MATERIAL PROVIDED

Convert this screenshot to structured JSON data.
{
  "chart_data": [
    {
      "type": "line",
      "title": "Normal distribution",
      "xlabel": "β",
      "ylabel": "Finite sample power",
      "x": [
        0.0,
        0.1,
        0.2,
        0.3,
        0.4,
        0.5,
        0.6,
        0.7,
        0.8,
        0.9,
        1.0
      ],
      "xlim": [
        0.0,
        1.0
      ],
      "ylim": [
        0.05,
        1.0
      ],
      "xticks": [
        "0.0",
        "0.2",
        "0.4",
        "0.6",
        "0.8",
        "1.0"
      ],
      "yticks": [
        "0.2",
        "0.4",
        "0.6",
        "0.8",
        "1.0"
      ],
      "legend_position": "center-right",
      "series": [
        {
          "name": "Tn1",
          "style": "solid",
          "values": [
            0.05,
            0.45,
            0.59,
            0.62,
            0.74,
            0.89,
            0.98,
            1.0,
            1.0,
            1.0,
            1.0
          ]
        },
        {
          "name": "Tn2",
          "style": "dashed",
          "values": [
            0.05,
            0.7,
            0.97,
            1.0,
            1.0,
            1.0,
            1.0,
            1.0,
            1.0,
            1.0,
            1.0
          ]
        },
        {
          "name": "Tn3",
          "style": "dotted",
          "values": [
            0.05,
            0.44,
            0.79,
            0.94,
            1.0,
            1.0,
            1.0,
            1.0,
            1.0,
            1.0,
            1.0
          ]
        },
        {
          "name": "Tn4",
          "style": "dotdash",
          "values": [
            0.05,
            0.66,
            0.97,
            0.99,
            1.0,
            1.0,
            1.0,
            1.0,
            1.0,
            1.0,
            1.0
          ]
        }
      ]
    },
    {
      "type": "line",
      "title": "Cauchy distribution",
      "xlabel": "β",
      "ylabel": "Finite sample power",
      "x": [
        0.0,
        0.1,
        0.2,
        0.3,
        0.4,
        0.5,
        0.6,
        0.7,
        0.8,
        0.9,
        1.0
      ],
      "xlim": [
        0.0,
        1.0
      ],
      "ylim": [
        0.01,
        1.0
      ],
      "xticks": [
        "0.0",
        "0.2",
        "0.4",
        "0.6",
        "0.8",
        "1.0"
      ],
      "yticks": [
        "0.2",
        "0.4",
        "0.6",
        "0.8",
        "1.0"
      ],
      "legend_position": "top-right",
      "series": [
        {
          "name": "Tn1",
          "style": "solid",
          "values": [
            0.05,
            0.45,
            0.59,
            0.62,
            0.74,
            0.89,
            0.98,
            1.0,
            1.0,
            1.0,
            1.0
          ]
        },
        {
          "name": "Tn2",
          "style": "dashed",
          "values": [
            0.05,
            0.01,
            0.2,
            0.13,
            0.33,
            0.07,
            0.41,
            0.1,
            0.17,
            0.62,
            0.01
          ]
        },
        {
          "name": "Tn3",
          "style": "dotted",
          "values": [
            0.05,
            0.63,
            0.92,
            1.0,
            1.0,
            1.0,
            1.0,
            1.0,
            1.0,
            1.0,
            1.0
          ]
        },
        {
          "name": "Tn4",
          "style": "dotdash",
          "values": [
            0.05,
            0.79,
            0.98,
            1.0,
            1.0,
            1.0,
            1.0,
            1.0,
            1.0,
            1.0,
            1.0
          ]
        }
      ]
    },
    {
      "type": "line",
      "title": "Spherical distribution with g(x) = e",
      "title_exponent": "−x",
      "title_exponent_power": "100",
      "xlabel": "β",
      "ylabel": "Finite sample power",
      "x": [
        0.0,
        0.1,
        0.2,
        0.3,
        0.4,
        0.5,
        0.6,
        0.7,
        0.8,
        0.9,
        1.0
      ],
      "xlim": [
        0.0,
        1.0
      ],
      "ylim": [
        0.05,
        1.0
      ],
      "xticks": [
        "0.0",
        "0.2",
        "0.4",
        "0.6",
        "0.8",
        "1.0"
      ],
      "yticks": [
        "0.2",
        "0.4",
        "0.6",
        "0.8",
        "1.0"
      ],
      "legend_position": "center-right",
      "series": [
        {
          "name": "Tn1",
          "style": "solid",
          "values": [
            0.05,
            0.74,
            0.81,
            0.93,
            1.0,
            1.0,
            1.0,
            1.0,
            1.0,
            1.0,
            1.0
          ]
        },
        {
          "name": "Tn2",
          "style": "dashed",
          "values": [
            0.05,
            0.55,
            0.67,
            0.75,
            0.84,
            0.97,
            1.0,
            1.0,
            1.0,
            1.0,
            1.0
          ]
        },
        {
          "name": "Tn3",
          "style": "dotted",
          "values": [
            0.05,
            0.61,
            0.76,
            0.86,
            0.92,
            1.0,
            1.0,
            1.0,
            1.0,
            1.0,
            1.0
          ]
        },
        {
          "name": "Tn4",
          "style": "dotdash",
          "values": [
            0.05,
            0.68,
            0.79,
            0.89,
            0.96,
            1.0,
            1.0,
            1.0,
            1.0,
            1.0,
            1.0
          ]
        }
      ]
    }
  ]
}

STATED TASK
Check each line above for the string "distribution", then copy the ones that have it.

RESPONSE BELOW
      "title": "Normal distribution",
      "title": "Cauchy distribution",
      "title": "Spherical distribution with g(x) = e",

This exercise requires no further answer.